→ DIRECTION:
Lines containing the word "относительной" should be extracted in full.

→ Stored records:

___

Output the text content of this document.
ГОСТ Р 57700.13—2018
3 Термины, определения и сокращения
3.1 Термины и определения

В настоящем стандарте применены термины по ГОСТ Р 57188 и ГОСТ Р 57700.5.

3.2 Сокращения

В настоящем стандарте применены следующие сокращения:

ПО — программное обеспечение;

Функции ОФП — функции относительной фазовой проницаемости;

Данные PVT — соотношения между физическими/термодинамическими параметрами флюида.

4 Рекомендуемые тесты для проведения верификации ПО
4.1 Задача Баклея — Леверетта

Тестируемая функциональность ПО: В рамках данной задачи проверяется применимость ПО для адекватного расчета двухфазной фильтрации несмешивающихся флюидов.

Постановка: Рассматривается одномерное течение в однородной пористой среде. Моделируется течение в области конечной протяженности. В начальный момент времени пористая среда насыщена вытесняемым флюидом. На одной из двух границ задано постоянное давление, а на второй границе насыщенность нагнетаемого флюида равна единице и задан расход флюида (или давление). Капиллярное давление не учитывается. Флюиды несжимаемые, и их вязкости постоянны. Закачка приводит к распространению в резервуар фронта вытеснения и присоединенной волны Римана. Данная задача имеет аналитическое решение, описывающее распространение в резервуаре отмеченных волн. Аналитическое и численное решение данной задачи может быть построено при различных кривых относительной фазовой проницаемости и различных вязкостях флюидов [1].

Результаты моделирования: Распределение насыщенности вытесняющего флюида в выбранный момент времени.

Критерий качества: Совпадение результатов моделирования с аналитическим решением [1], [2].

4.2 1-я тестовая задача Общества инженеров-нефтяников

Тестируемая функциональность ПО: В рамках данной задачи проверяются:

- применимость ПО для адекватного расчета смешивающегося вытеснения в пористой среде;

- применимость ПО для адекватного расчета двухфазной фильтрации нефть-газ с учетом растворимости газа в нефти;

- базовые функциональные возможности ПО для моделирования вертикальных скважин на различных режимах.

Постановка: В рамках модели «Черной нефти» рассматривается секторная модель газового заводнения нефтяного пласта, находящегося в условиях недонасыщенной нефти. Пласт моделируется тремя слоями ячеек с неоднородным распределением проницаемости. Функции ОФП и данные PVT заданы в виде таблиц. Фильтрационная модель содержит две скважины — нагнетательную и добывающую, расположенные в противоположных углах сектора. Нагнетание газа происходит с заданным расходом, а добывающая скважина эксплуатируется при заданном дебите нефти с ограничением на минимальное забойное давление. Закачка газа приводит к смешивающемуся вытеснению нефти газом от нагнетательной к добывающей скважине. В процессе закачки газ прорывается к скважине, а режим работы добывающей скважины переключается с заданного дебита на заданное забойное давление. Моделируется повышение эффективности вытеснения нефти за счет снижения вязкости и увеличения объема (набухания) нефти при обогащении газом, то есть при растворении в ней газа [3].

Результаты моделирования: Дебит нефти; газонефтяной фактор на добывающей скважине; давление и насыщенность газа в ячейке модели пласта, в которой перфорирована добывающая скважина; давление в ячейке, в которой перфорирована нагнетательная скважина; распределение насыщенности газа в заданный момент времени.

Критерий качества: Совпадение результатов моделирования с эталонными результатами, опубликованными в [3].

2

___

→ IN RESPONSE:
Функции ОФП — функции относительной фазовой проницаемости;
Постановка: Рассматривается одномерное течение в однородной пористой среде. Моделируется течение в области конечной протяженности. В начальный момент времени пористая среда насыщена вытесняемым флюидом. На одной из двух границ задано постоянное давление, а на второй границе насыщенность нагнетаемого флюида равна единице и задан расход флюида (или давление). Капиллярное давление не учитывается. Флюиды несжимаемые, и их вязкости постоянны. Закачка приводит к распространению в резервуар фронта вытеснения и присоединенной волны Римана. Данная задача имеет аналитическое решение, описывающее распространение в резервуаре отмеченных волн. Аналитическое и численное решение данной задачи может быть построено при различных кривых относительной фазовой проницаемости и различных вязкостях флюидов [1].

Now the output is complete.